___ DATA TO USE

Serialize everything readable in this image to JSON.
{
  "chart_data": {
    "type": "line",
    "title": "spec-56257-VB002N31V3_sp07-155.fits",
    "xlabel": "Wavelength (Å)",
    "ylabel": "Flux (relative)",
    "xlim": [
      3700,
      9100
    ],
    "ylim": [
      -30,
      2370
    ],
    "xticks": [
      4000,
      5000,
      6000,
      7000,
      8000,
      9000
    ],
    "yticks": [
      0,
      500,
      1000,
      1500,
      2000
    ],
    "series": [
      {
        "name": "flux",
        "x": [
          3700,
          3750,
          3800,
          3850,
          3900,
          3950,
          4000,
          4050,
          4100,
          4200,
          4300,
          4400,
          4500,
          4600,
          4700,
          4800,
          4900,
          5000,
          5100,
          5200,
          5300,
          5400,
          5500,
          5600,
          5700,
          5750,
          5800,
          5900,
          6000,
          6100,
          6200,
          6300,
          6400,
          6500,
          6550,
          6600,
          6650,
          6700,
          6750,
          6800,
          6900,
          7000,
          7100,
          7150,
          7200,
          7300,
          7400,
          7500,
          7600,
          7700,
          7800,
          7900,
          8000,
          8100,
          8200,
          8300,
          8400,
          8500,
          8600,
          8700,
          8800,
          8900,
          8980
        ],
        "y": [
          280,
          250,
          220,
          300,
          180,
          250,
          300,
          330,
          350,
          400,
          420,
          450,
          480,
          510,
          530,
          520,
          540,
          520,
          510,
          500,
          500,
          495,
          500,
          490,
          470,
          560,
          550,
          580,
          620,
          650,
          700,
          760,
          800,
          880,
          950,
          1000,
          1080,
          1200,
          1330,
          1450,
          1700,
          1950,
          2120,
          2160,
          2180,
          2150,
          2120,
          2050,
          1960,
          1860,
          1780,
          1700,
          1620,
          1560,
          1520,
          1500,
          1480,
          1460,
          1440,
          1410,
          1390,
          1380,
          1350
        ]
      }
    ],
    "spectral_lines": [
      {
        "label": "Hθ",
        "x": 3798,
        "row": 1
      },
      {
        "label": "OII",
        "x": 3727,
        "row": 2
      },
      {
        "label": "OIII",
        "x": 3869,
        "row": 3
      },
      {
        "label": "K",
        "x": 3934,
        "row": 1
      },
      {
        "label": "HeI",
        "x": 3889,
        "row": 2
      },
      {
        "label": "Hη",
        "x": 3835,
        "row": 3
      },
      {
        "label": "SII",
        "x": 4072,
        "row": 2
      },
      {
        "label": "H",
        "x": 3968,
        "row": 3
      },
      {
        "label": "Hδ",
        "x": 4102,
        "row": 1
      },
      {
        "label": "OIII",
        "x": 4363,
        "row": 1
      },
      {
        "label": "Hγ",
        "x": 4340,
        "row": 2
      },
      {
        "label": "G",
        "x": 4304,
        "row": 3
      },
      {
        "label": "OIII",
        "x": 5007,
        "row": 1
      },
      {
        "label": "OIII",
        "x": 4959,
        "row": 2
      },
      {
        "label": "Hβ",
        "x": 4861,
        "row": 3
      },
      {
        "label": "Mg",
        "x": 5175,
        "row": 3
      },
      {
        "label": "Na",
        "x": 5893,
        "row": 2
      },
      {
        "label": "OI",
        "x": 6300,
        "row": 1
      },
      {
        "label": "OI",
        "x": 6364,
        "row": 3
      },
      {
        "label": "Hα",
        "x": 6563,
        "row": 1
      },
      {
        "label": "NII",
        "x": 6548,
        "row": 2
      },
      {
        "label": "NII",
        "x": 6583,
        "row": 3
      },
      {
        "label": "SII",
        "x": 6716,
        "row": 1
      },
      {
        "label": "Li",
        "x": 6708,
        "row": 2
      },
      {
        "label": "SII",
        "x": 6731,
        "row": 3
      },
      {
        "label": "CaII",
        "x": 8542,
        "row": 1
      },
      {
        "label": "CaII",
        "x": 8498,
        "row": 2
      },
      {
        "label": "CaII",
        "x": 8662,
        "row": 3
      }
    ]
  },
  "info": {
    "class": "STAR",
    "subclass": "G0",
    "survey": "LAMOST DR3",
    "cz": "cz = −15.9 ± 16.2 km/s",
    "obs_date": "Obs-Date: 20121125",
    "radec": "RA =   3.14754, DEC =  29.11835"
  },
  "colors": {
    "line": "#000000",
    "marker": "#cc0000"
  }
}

______

EXERCISE => Without leaving anything out, give the entries again exactly.

COMPLETED EXERCISE =>
Serialize everything readable in this image to JSON.
{
  "chart_data": {
    "type": "line",
    "title": "spec-56257-VB002N31V3_sp07-155.fits",
    "xlabel": "Wavelength (Å)",
    "ylabel": "Flux (relative)",
    "xlim": [
      3700,
      9100
    ],
    "ylim": [
      -30,
      2370
    ],
    "xticks": [
      4000,
      5000,
      6000,
      7000,
      8000,
      9000
    ],
    "yticks": [
      0,
      500,
      1000,
      1500,
      2000
    ],
    "series": [
      {
        "name": "flux",
        "x": [
          3700,
          3750,
          3800,
          3850,
          3900,
          3950,
          4000,
          4050,
          4100,
          4200,
          4300,
          4400,
          4500,
          4600,
          4700,
          4800,
          4900,
          5000,
          5100,
          5200,
          5300,
          5400,
          5500,
          5600,
          5700,
          5750,
          5800,
          5900,
          6000,
          6100,
          6200,
          6300,
          6400,
          6500,
          6550,
          6600,
          6650,
          6700,
          6750,
          6800,
          6900,
          7000,
          7100,
          7150,
          7200,
          7300,
          7400,
          7500,
          7600,
          7700,
          7800,
          7900,
          8000,
          8100,
          8200,
          8300,
          8400,
          8500,
          8600,
          8700,
          8800,
          8900,
          8980
        ],
        "y": [
          280,
          250,
          220,
          300,
          180,
          250,
          300,
          330,
          350,
          400,
          420,
          450,
          480,
          510,
          530,
          520,
          540,
          520,
          510,
          500,
          500,
          495,
          500,
          490,
          470,
          560,
          550,
          580,
          620,
          650,
          700,
          760,
          800,
          880,
          950,
          1000,
          1080,
          1200,
          1330,
          1450,
          1700,
          1950,
          2120,
          2160,
          2180,
          2150,
          2120,
          2050,
          1960,
          1860,
          1780,
          1700,
          1620,
          1560,
          1520,
          1500,
          1480,
          1460,
          1440,
          1410,
          1390,
          1380,
          1350
        ]
      }
    ],
    "spectral_lines": [
      {
        "label": "Hθ",
        "x": 3798,
        "row": 1
      },
      {
        "label": "OII",
        "x": 3727,
        "row": 2
      },
      {
        "label": "OIII",
        "x": 3869,
        "row": 3
      },
      {
        "label": "K",
        "x": 3934,
        "row": 1
      },
      {
        "label": "HeI",
        "x": 3889,
        "row": 2
      },
      {
        "label": "Hη",
        "x": 3835,
        "row": 3
      },
      {
        "label": "SII",
        "x": 4072,
        "row": 2
      },
      {
        "label": "H",
        "x": 3968,
        "row": 3
      },
      {
        "label": "Hδ",
        "x": 4102,
        "row": 1
      },
      {
        "label": "OIII",
        "x": 4363,
        "row": 1
      },
      {
        "label": "Hγ",
        "x": 4340,
        "row": 2
      },
      {
        "label": "G",
        "x": 4304,
        "row": 3
      },
      {
        "label": "OIII",
        "x": 5007,
        "row": 1
      },
      {
        "label": "OIII",
        "x": 4959,
        "row": 2
      },
      {
        "label": "Hβ",
        "x": 4861,
        "row": 3
      },
      {
        "label": "Mg",
        "x": 5175,
        "row": 3
      },
      {
        "label": "Na",
        "x": 5893,
        "row": 2
      },
      {
        "label": "OI",
        "x": 6300,
        "row": 1
      },
      {
        "label": "OI",
        "x": 6364,
        "row": 3
      },
      {
        "label": "Hα",
        "x": 6563,
        "row": 1
      },
      {
        "label": "NII",
        "x": 6548,
        "row": 2
      },
      {
        "label": "NII",
        "x": 6583,
        "row": 3
      },
      {
        "label": "SII",
        "x": 6716,
        "row": 1
      },
      {
        "label": "Li",
        "x": 6708,
        "row": 2
      },
      {
        "label": "SII",
        "x": 6731,
        "row": 3
      },
      {
        "label": "CaII",
        "x": 8542,
        "row": 1
      },
      {
        "label": "CaII",
        "x": 8498,
        "row": 2
      },
      {
        "label": "CaII",
        "x": 8662,
        "row": 3
      }
    ]
  },
  "info": {
    "class": "STAR",
    "subclass": "G0",
    "survey": "LAMOST DR3",
    "cz": "cz = −15.9 ± 16.2 km/s",
    "obs_date": "Obs-Date: 20121125",
    "radec": "RA =   3.14754, DEC =  29.11835"
  },
  "colors": {
    "line": "#000000",
    "marker": "#cc0000"
  }
}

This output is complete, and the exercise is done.